• AIM: Repeat every line of the listing below exactly, minus the pictures.

Extracts from a graphics dataset:

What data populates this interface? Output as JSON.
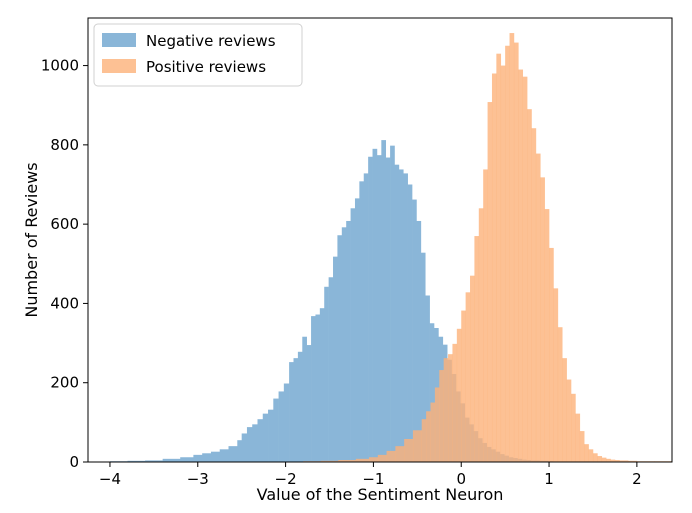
{
  "chart_data": {
    "type": "histogram",
    "xlabel": "Value of the Sentiment Neuron",
    "ylabel": "Number of Reviews",
    "xlim": [
      -4.25,
      2.4
    ],
    "ylim": [
      0,
      1120
    ],
    "xticks": [
      -4,
      -3,
      -2,
      -1,
      0,
      1,
      2
    ],
    "yticks": [
      0,
      200,
      400,
      600,
      800,
      1000
    ],
    "xtick_labels": [
      "−4",
      "−3",
      "−2",
      "−1",
      "0",
      "1",
      "2"
    ],
    "ytick_labels": [
      "0",
      "200",
      "400",
      "600",
      "800",
      "1000"
    ],
    "grid": false,
    "legend_position": "top-left",
    "series": [
      {
        "name": "Negative reviews",
        "color": "#8ab6d8",
        "bins": [
          [
            -4.0,
            2
          ],
          [
            -3.8,
            3
          ],
          [
            -3.6,
            4
          ],
          [
            -3.4,
            8
          ],
          [
            -3.2,
            12
          ],
          [
            -3.05,
            18
          ],
          [
            -2.95,
            22
          ],
          [
            -2.85,
            26
          ],
          [
            -2.75,
            32
          ],
          [
            -2.65,
            40
          ],
          [
            -2.55,
            55
          ],
          [
            -2.5,
            72
          ],
          [
            -2.44,
            88
          ],
          [
            -2.38,
            95
          ],
          [
            -2.32,
            108
          ],
          [
            -2.26,
            122
          ],
          [
            -2.2,
            132
          ],
          [
            -2.14,
            160
          ],
          [
            -2.08,
            178
          ],
          [
            -2.02,
            198
          ],
          [
            -1.96,
            252
          ],
          [
            -1.91,
            262
          ],
          [
            -1.86,
            278
          ],
          [
            -1.81,
            316
          ],
          [
            -1.76,
            295
          ],
          [
            -1.71,
            368
          ],
          [
            -1.66,
            372
          ],
          [
            -1.61,
            388
          ],
          [
            -1.56,
            442
          ],
          [
            -1.51,
            466
          ],
          [
            -1.46,
            518
          ],
          [
            -1.41,
            572
          ],
          [
            -1.36,
            592
          ],
          [
            -1.31,
            608
          ],
          [
            -1.26,
            640
          ],
          [
            -1.21,
            665
          ],
          [
            -1.16,
            708
          ],
          [
            -1.11,
            728
          ],
          [
            -1.06,
            770
          ],
          [
            -1.01,
            790
          ],
          [
            -0.96,
            774
          ],
          [
            -0.91,
            812
          ],
          [
            -0.86,
            768
          ],
          [
            -0.81,
            798
          ],
          [
            -0.76,
            750
          ],
          [
            -0.71,
            738
          ],
          [
            -0.66,
            728
          ],
          [
            -0.61,
            700
          ],
          [
            -0.56,
            662
          ],
          [
            -0.51,
            608
          ],
          [
            -0.46,
            528
          ],
          [
            -0.41,
            420
          ],
          [
            -0.36,
            350
          ],
          [
            -0.31,
            338
          ],
          [
            -0.26,
            316
          ],
          [
            -0.21,
            296
          ],
          [
            -0.16,
            258
          ],
          [
            -0.11,
            222
          ],
          [
            -0.06,
            178
          ],
          [
            -0.01,
            148
          ],
          [
            0.04,
            112
          ],
          [
            0.09,
            95
          ],
          [
            0.14,
            78
          ],
          [
            0.19,
            60
          ],
          [
            0.24,
            48
          ],
          [
            0.29,
            38
          ],
          [
            0.34,
            32
          ],
          [
            0.39,
            26
          ],
          [
            0.44,
            20
          ],
          [
            0.49,
            16
          ],
          [
            0.54,
            12
          ],
          [
            0.59,
            10
          ],
          [
            0.64,
            8
          ],
          [
            0.69,
            6
          ],
          [
            0.74,
            5
          ],
          [
            0.79,
            4
          ],
          [
            0.84,
            4
          ],
          [
            0.89,
            3
          ],
          [
            0.94,
            3
          ],
          [
            0.99,
            2
          ]
        ]
      },
      {
        "name": "Positive reviews",
        "color": "#fdb279",
        "bins": [
          [
            -1.8,
            2
          ],
          [
            -1.6,
            3
          ],
          [
            -1.4,
            5
          ],
          [
            -1.2,
            8
          ],
          [
            -1.05,
            12
          ],
          [
            -0.95,
            18
          ],
          [
            -0.85,
            28
          ],
          [
            -0.75,
            40
          ],
          [
            -0.65,
            58
          ],
          [
            -0.55,
            80
          ],
          [
            -0.45,
            108
          ],
          [
            -0.4,
            128
          ],
          [
            -0.35,
            150
          ],
          [
            -0.3,
            188
          ],
          [
            -0.25,
            232
          ],
          [
            -0.2,
            262
          ],
          [
            -0.15,
            272
          ],
          [
            -0.1,
            298
          ],
          [
            -0.05,
            336
          ],
          [
            0.0,
            382
          ],
          [
            0.05,
            428
          ],
          [
            0.1,
            470
          ],
          [
            0.15,
            570
          ],
          [
            0.2,
            640
          ],
          [
            0.25,
            738
          ],
          [
            0.3,
            908
          ],
          [
            0.35,
            980
          ],
          [
            0.4,
            1030
          ],
          [
            0.45,
            1000
          ],
          [
            0.5,
            1050
          ],
          [
            0.55,
            1082
          ],
          [
            0.6,
            1058
          ],
          [
            0.65,
            990
          ],
          [
            0.7,
            972
          ],
          [
            0.75,
            890
          ],
          [
            0.8,
            842
          ],
          [
            0.85,
            778
          ],
          [
            0.9,
            718
          ],
          [
            0.95,
            638
          ],
          [
            1.0,
            540
          ],
          [
            1.05,
            438
          ],
          [
            1.1,
            340
          ],
          [
            1.15,
            262
          ],
          [
            1.2,
            208
          ],
          [
            1.25,
            172
          ],
          [
            1.3,
            122
          ],
          [
            1.35,
            78
          ],
          [
            1.4,
            45
          ],
          [
            1.45,
            32
          ],
          [
            1.5,
            22
          ],
          [
            1.55,
            15
          ],
          [
            1.6,
            11
          ],
          [
            1.65,
            8
          ],
          [
            1.7,
            6
          ],
          [
            1.75,
            5
          ],
          [
            1.8,
            4
          ],
          [
            1.9,
            3
          ],
          [
            2.0,
            2
          ],
          [
            2.2,
            2
          ]
        ]
      }
    ]
  }
}
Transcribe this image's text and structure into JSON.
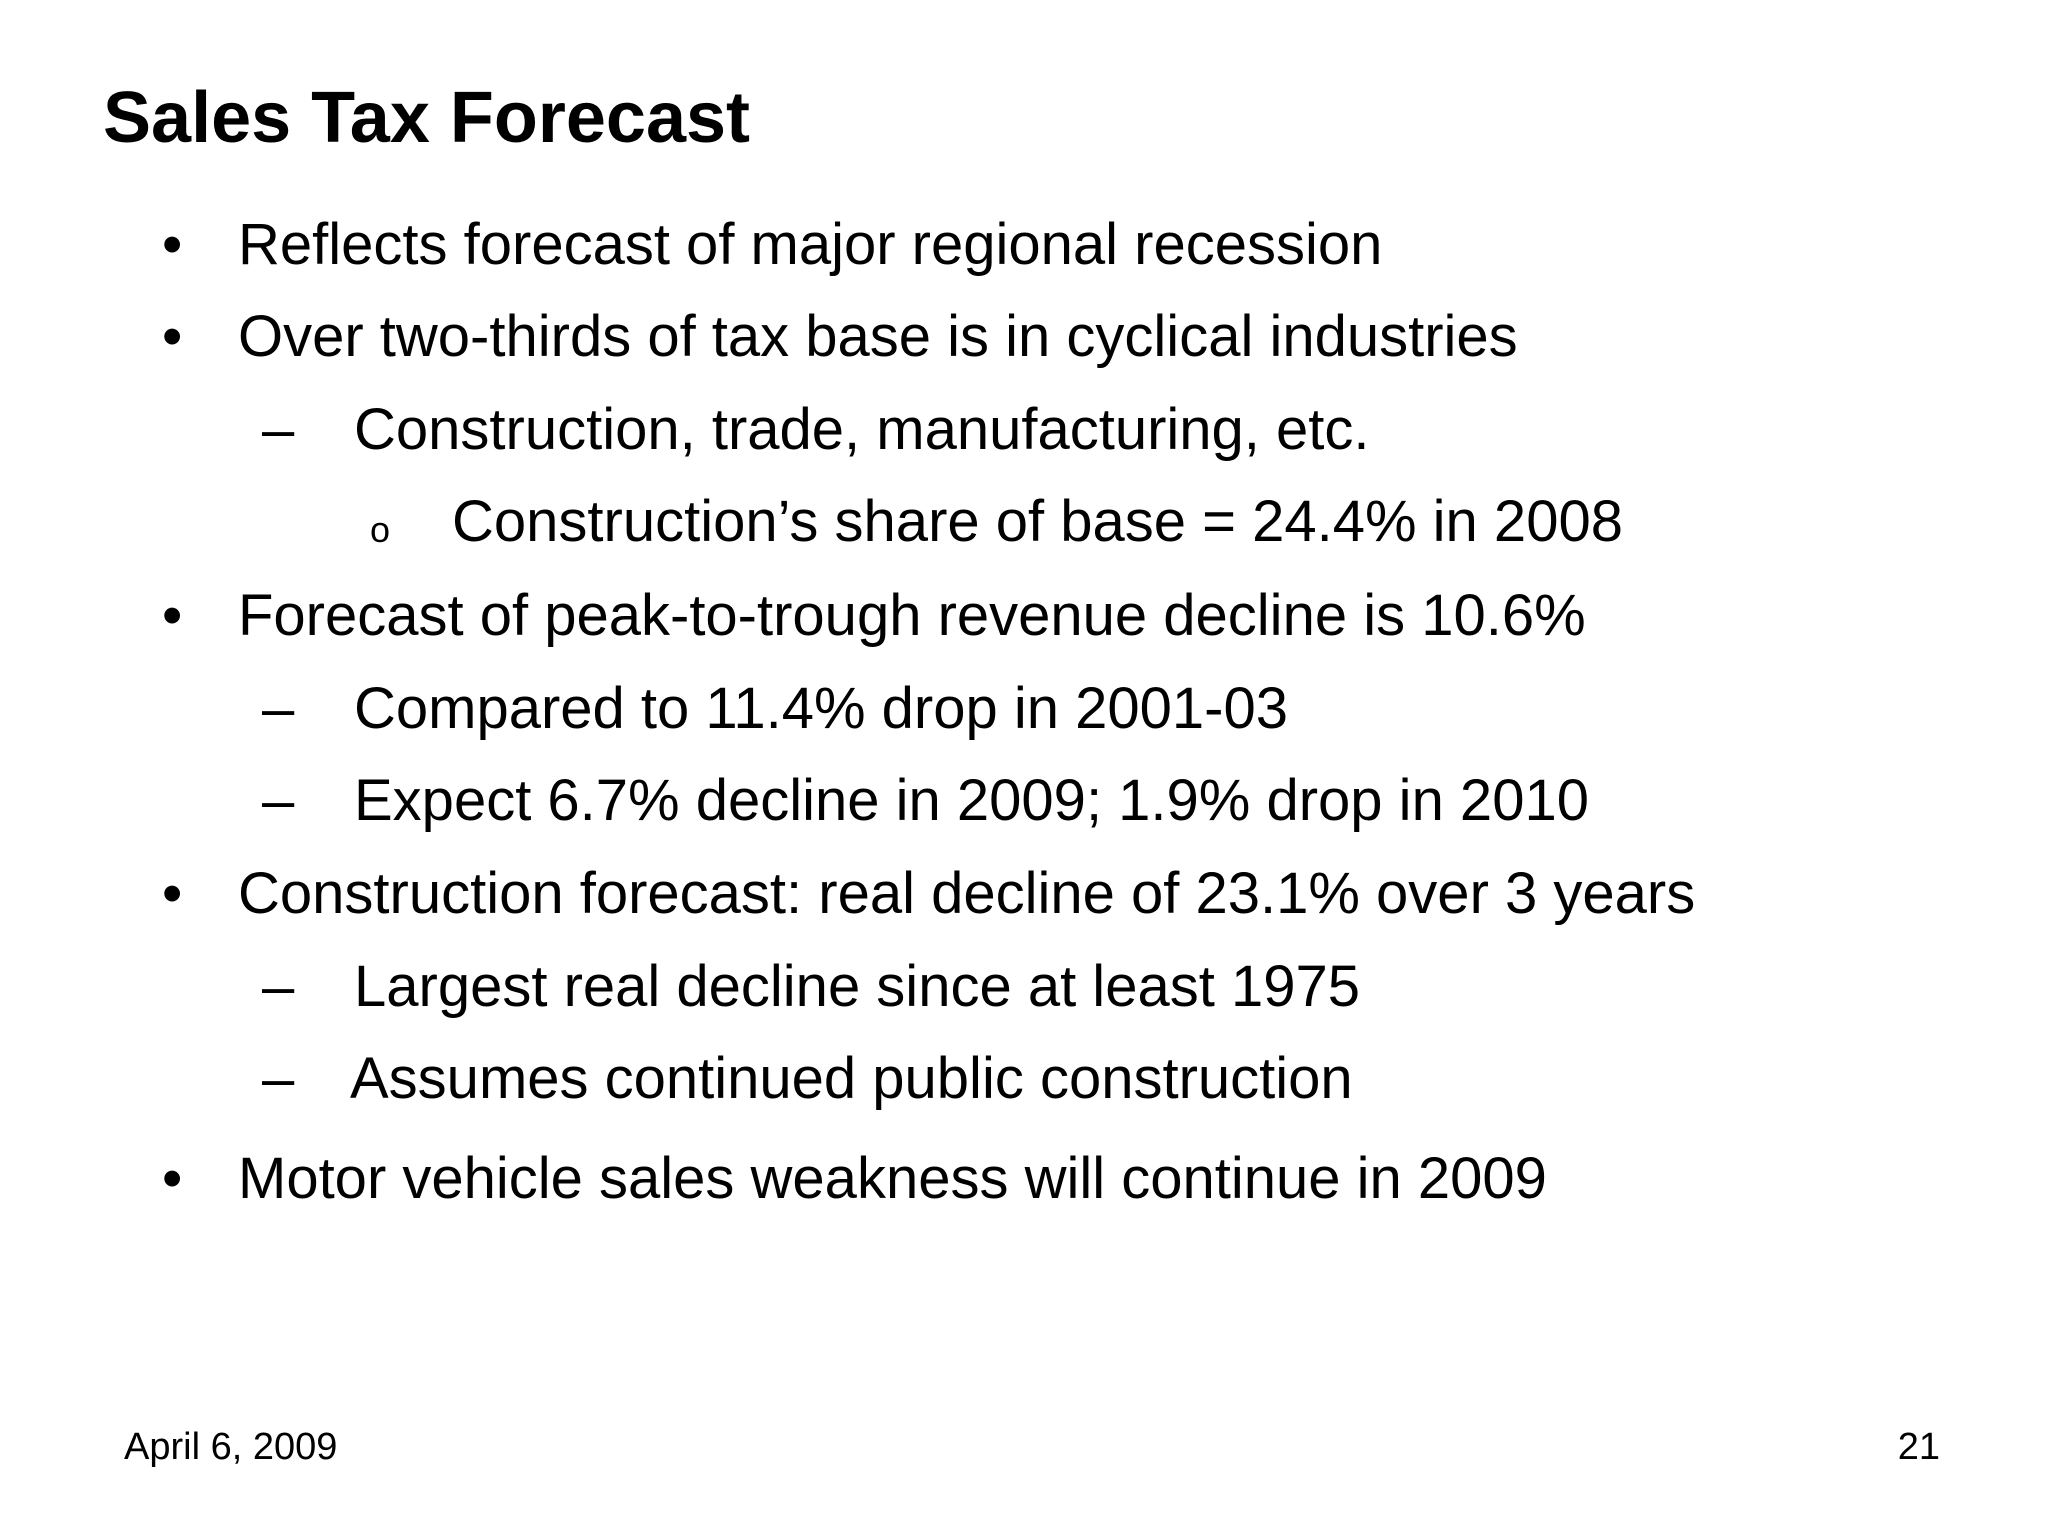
{
  "slide": {
    "title": "Sales Tax Forecast",
    "markers": {
      "level1": "•",
      "level2": "–",
      "level3": "o"
    },
    "items": [
      {
        "level": 1,
        "text": "Reflects forecast of major regional recession"
      },
      {
        "level": 1,
        "text": "Over two-thirds of tax base is in cyclical industries"
      },
      {
        "level": 2,
        "text": "Construction, trade, manufacturing, etc."
      },
      {
        "level": 3,
        "text": "Construction’s share of base = 24.4% in 2008"
      },
      {
        "level": 1,
        "text": "Forecast of peak-to-trough revenue decline is 10.6%"
      },
      {
        "level": 2,
        "text": "Compared to 11.4% drop in 2001-03"
      },
      {
        "level": 2,
        "text": "Expect 6.7% decline in 2009; 1.9% drop in 2010"
      },
      {
        "level": 1,
        "text": "Construction forecast: real decline of 23.1% over 3 years"
      },
      {
        "level": 2,
        "text": "Largest real decline since at least 1975"
      },
      {
        "level": 2,
        "text": "Assumes continued public construction"
      },
      {
        "level": 1,
        "text": "Motor vehicle sales weakness will continue in 2009"
      }
    ],
    "footer": {
      "date": "April 6, 2009",
      "page_number": "21"
    }
  }
}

• EXERCISE SOLUTION:
What data populates this interface? Output as JSON.
{
  "chart_data": {
    "type": "histogram",
    "xlabel": "Value of the Sentiment Neuron",
    "ylabel": "Number of Reviews",
    "xlim": [
      -4.25,
      2.4
    ],
    "ylim": [
      0,
      1120
    ],
    "xticks": [
      -4,
      -3,
      -2,
      -1,
      0,
      1,
      2
    ],
    "yticks": [
      0,
      200,
      400,
      600,
      800,
      1000
    ],
    "xtick_labels": [
      "−4",
      "−3",
      "−2",
      "−1",
      "0",
      "1",
      "2"
    ],
    "ytick_labels": [
      "0",
      "200",
      "400",
      "600",
      "800",
      "1000"
    ],
    "grid": false,
    "legend_position": "top-left",
    "series": [
      {
        "name": "Negative reviews",
        "color": "#8ab6d8",
        "bins": [
          [
            -4.0,
            2
          ],
          [
            -3.8,
            3
          ],
          [
            -3.6,
            4
          ],
          [
            -3.4,
            8
          ],
          [
            -3.2,
            12
          ],
          [
            -3.05,
            18
          ],
          [
            -2.95,
            22
          ],
          [
            -2.85,
            26
          ],
          [
            -2.75,
            32
          ],
          [
            -2.65,
            40
          ],
          [
            -2.55,
            55
          ],
          [
            -2.5,
            72
          ],
          [
            -2.44,
            88
          ],
          [
            -2.38,
            95
          ],
          [
            -2.32,
            108
          ],
          [
            -2.26,
            122
          ],
          [
            -2.2,
            132
          ],
          [
            -2.14,
            160
          ],
          [
            -2.08,
            178
          ],
          [
            -2.02,
            198
          ],
          [
            -1.96,
            252
          ],
          [
            -1.91,
            262
          ],
          [
            -1.86,
            278
          ],
          [
            -1.81,
            316
          ],
          [
            -1.76,
            295
          ],
          [
            -1.71,
            368
          ],
          [
            -1.66,
            372
          ],
          [
            -1.61,
            388
          ],
          [
            -1.56,
            442
          ],
          [
            -1.51,
            466
          ],
          [
            -1.46,
            518
          ],
          [
            -1.41,
            572
          ],
          [
            -1.36,
            592
          ],
          [
            -1.31,
            608
          ],
          [
            -1.26,
            640
          ],
          [
            -1.21,
            665
          ],
          [
            -1.16,
            708
          ],
          [
            -1.11,
            728
          ],
          [
            -1.06,
            770
          ],
          [
            -1.01,
            790
          ],
          [
            -0.96,
            774
          ],
          [
            -0.91,
            812
          ],
          [
            -0.86,
            768
          ],
          [
            -0.81,
            798
          ],
          [
            -0.76,
            750
          ],
          [
            -0.71,
            738
          ],
          [
            -0.66,
            728
          ],
          [
            -0.61,
            700
          ],
          [
            -0.56,
            662
          ],
          [
            -0.51,
            608
          ],
          [
            -0.46,
            528
          ],
          [
            -0.41,
            420
          ],
          [
            -0.36,
            350
          ],
          [
            -0.31,
            338
          ],
          [
            -0.26,
            316
          ],
          [
            -0.21,
            296
          ],
          [
            -0.16,
            258
          ],
          [
            -0.11,
            222
          ],
          [
            -0.06,
            178
          ],
          [
            -0.01,
            148
          ],
          [
            0.04,
            112
          ],
          [
            0.09,
            95
          ],
          [
            0.14,
            78
          ],
          [
            0.19,
            60
          ],
          [
            0.24,
            48
          ],
          [
            0.29,
            38
          ],
          [
            0.34,
            32
          ],
          [
            0.39,
            26
          ],
          [
            0.44,
            20
          ],
          [
            0.49,
            16
          ],
          [
            0.54,
            12
          ],
          [
            0.59,
            10
          ],
          [
            0.64,
            8
          ],
          [
            0.69,
            6
          ],
          [
            0.74,
            5
          ],
          [
            0.79,
            4
          ],
          [
            0.84,
            4
          ],
          [
            0.89,
            3
          ],
          [
            0.94,
            3
          ],
          [
            0.99,
            2
          ]
        ]
      },
      {
        "name": "Positive reviews",
        "color": "#fdb279",
        "bins": [
          [
            -1.8,
            2
          ],
          [
            -1.6,
            3
          ],
          [
            -1.4,
            5
          ],
          [
            -1.2,
            8
          ],
          [
            -1.05,
            12
          ],
          [
            -0.95,
            18
          ],
          [
            -0.85,
            28
          ],
          [
            -0.75,
            40
          ],
          [
            -0.65,
            58
          ],
          [
            -0.55,
            80
          ],
          [
            -0.45,
            108
          ],
          [
            -0.4,
            128
          ],
          [
            -0.35,
            150
          ],
          [
            -0.3,
            188
          ],
          [
            -0.25,
            232
          ],
          [
            -0.2,
            262
          ],
          [
            -0.15,
            272
          ],
          [
            -0.1,
            298
          ],
          [
            -0.05,
            336
          ],
          [
            0.0,
            382
          ],
          [
            0.05,
            428
          ],
          [
            0.1,
            470
          ],
          [
            0.15,
            570
          ],
          [
            0.2,
            640
          ],
          [
            0.25,
            738
          ],
          [
            0.3,
            908
          ],
          [
            0.35,
            980
          ],
          [
            0.4,
            1030
          ],
          [
            0.45,
            1000
          ],
          [
            0.5,
            1050
          ],
          [
            0.55,
            1082
          ],
          [
            0.6,
            1058
          ],
          [
            0.65,
            990
          ],
          [
            0.7,
            972
          ],
          [
            0.75,
            890
          ],
          [
            0.8,
            842
          ],
          [
            0.85,
            778
          ],
          [
            0.9,
            718
          ],
          [
            0.95,
            638
          ],
          [
            1.0,
            540
          ],
          [
            1.05,
            438
          ],
          [
            1.1,
            340
          ],
          [
            1.15,
            262
          ],
          [
            1.2,
            208
          ],
          [
            1.25,
            172
          ],
          [
            1.3,
            122
          ],
          [
            1.35,
            78
          ],
          [
            1.4,
            45
          ],
          [
            1.45,
            32
          ],
          [
            1.5,
            22
          ],
          [
            1.55,
            15
          ],
          [
            1.6,
            11
          ],
          [
            1.65,
            8
          ],
          [
            1.7,
            6
          ],
          [
            1.75,
            5
          ],
          [
            1.8,
            4
          ],
          [
            1.9,
            3
          ],
          [
            2.0,
            2
          ],
          [
            2.2,
            2
          ]
        ]
      }
    ]
  }
}
Transcribe this image's text and structure into JSON.
{
  "slide": {
    "title": "Sales Tax Forecast",
    "markers": {
      "level1": "•",
      "level2": "–",
      "level3": "o"
    },
    "items": [
      {
        "level": 1,
        "text": "Reflects forecast of major regional recession"
      },
      {
        "level": 1,
        "text": "Over two-thirds of tax base is in cyclical industries"
      },
      {
        "level": 2,
        "text": "Construction, trade, manufacturing, etc."
      },
      {
        "level": 3,
        "text": "Construction’s share of base = 24.4% in 2008"
      },
      {
        "level": 1,
        "text": "Forecast of peak-to-trough revenue decline is 10.6%"
      },
      {
        "level": 2,
        "text": "Compared to 11.4% drop in 2001-03"
      },
      {
        "level": 2,
        "text": "Expect 6.7% decline in 2009; 1.9% drop in 2010"
      },
      {
        "level": 1,
        "text": "Construction forecast: real decline of 23.1% over 3 years"
      },
      {
        "level": 2,
        "text": "Largest real decline since at least 1975"
      },
      {
        "level": 2,
        "text": "Assumes continued public construction"
      },
      {
        "level": 1,
        "text": "Motor vehicle sales weakness will continue in 2009"
      }
    ],
    "footer": {
      "date": "April 6, 2009",
      "page_number": "21"
    }
  }
}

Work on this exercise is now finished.